***** Data lines
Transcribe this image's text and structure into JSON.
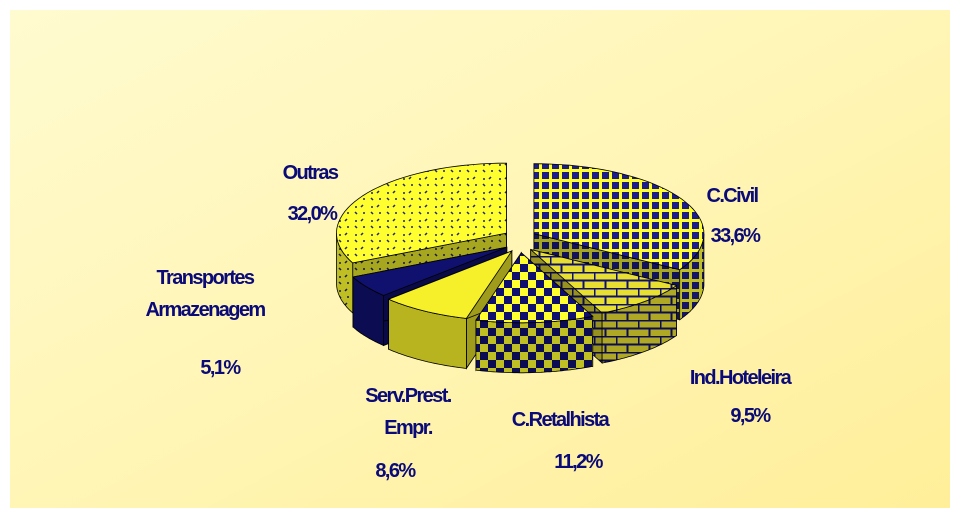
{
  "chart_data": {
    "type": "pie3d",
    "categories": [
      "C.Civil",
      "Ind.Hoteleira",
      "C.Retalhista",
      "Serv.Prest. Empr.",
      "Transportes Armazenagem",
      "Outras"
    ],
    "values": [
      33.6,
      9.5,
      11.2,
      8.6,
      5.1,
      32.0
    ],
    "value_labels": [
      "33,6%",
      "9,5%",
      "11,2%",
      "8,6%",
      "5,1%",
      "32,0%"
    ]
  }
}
**********
Reproduce the material above in full, exactly, with no images.

Transcribe this image's text and structure into JSON.
{
  "chart_data": {
    "type": "pie3d",
    "categories": [
      "C.Civil",
      "Ind.Hoteleira",
      "C.Retalhista",
      "Serv.Prest. Empr.",
      "Transportes Armazenagem",
      "Outras"
    ],
    "values": [
      33.6,
      9.5,
      11.2,
      8.6,
      5.1,
      32.0
    ],
    "value_labels": [
      "33,6%",
      "9,5%",
      "11,2%",
      "8,6%",
      "5,1%",
      "32,0%"
    ]
  }
}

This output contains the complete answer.